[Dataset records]
= = =
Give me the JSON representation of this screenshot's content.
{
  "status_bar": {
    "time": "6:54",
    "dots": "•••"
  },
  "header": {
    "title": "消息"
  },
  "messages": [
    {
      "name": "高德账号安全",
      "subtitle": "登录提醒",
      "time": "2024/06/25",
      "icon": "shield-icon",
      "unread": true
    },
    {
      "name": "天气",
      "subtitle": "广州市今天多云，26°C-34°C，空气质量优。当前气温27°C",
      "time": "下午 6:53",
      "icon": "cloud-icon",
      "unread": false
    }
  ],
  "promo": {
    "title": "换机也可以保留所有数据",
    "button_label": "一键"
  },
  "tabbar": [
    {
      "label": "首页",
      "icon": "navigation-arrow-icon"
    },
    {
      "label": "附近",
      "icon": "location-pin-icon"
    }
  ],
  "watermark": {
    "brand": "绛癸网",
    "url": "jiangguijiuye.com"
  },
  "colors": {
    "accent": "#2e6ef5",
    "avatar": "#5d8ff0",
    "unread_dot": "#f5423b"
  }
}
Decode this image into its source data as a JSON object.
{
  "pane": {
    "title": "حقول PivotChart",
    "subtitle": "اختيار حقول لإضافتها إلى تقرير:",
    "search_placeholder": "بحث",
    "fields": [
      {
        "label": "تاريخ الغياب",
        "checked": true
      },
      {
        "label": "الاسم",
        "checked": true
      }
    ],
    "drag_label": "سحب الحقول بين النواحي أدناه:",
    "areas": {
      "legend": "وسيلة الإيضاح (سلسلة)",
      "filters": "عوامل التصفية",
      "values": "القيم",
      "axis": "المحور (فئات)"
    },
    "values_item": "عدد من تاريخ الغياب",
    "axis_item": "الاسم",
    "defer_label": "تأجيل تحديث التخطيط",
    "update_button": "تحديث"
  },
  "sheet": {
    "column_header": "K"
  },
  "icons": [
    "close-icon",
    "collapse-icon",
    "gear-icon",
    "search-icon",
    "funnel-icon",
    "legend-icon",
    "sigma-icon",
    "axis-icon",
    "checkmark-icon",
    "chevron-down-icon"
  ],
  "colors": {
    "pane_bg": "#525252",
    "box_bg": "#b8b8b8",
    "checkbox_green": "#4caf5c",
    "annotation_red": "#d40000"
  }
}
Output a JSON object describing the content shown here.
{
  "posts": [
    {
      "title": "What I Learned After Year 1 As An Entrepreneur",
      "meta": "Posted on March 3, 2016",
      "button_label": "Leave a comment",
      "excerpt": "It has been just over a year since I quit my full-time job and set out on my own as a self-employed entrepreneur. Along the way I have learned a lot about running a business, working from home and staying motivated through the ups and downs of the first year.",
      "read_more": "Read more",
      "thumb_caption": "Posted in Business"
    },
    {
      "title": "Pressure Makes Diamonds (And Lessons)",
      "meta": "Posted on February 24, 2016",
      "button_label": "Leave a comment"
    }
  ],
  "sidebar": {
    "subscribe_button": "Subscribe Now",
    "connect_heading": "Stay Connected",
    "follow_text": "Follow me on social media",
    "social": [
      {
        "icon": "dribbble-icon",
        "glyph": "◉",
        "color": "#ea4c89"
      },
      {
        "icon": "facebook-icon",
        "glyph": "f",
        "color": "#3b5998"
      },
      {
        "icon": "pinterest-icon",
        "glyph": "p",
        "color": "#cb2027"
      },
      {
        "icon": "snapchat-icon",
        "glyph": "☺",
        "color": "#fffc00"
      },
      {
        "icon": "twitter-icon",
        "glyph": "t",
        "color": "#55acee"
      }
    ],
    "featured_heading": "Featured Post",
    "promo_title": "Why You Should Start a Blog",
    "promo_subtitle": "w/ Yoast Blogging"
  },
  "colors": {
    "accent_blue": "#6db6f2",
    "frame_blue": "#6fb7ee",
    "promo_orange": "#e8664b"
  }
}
= = =
Please repeat the listing exactly, with nothing left out.

Give me the JSON representation of this screenshot's content.
{
  "status_bar": {
    "time": "6:54",
    "dots": "•••"
  },
  "header": {
    "title": "消息"
  },
  "messages": [
    {
      "name": "高德账号安全",
      "subtitle": "登录提醒",
      "time": "2024/06/25",
      "icon": "shield-icon",
      "unread": true
    },
    {
      "name": "天气",
      "subtitle": "广州市今天多云，26°C-34°C，空气质量优。当前气温27°C",
      "time": "下午 6:53",
      "icon": "cloud-icon",
      "unread": false
    }
  ],
  "promo": {
    "title": "换机也可以保留所有数据",
    "button_label": "一键"
  },
  "tabbar": [
    {
      "label": "首页",
      "icon": "navigation-arrow-icon"
    },
    {
      "label": "附近",
      "icon": "location-pin-icon"
    }
  ],
  "watermark": {
    "brand": "绛癸网",
    "url": "jiangguijiuye.com"
  },
  "colors": {
    "accent": "#2e6ef5",
    "avatar": "#5d8ff0",
    "unread_dot": "#f5423b"
  }
}
Decode this image into its source data as a JSON object.
{
  "pane": {
    "title": "حقول PivotChart",
    "subtitle": "اختيار حقول لإضافتها إلى تقرير:",
    "search_placeholder": "بحث",
    "fields": [
      {
        "label": "تاريخ الغياب",
        "checked": true
      },
      {
        "label": "الاسم",
        "checked": true
      }
    ],
    "drag_label": "سحب الحقول بين النواحي أدناه:",
    "areas": {
      "legend": "وسيلة الإيضاح (سلسلة)",
      "filters": "عوامل التصفية",
      "values": "القيم",
      "axis": "المحور (فئات)"
    },
    "values_item": "عدد من تاريخ الغياب",
    "axis_item": "الاسم",
    "defer_label": "تأجيل تحديث التخطيط",
    "update_button": "تحديث"
  },
  "sheet": {
    "column_header": "K"
  },
  "icons": [
    "close-icon",
    "collapse-icon",
    "gear-icon",
    "search-icon",
    "funnel-icon",
    "legend-icon",
    "sigma-icon",
    "axis-icon",
    "checkmark-icon",
    "chevron-down-icon"
  ],
  "colors": {
    "pane_bg": "#525252",
    "box_bg": "#b8b8b8",
    "checkbox_green": "#4caf5c",
    "annotation_red": "#d40000"
  }
}
Output a JSON object describing the content shown here.
{
  "posts": [
    {
      "title": "What I Learned After Year 1 As An Entrepreneur",
      "meta": "Posted on March 3, 2016",
      "button_label": "Leave a comment",
      "excerpt": "It has been just over a year since I quit my full-time job and set out on my own as a self-employed entrepreneur. Along the way I have learned a lot about running a business, working from home and staying motivated through the ups and downs of the first year.",
      "read_more": "Read more",
      "thumb_caption": "Posted in Business"
    },
    {
      "title": "Pressure Makes Diamonds (And Lessons)",
      "meta": "Posted on February 24, 2016",
      "button_label": "Leave a comment"
    }
  ],
  "sidebar": {
    "subscribe_button": "Subscribe Now",
    "connect_heading": "Stay Connected",
    "follow_text": "Follow me on social media",
    "social": [
      {
        "icon": "dribbble-icon",
        "glyph": "◉",
        "color": "#ea4c89"
      },
      {
        "icon": "facebook-icon",
        "glyph": "f",
        "color": "#3b5998"
      },
      {
        "icon": "pinterest-icon",
        "glyph": "p",
        "color": "#cb2027"
      },
      {
        "icon": "snapchat-icon",
        "glyph": "☺",
        "color": "#fffc00"
      },
      {
        "icon": "twitter-icon",
        "glyph": "t",
        "color": "#55acee"
      }
    ],
    "featured_heading": "Featured Post",
    "promo_title": "Why You Should Start a Blog",
    "promo_subtitle": "w/ Yoast Blogging"
  },
  "colors": {
    "accent_blue": "#6db6f2",
    "frame_blue": "#6fb7ee",
    "promo_orange": "#e8664b"
  }
}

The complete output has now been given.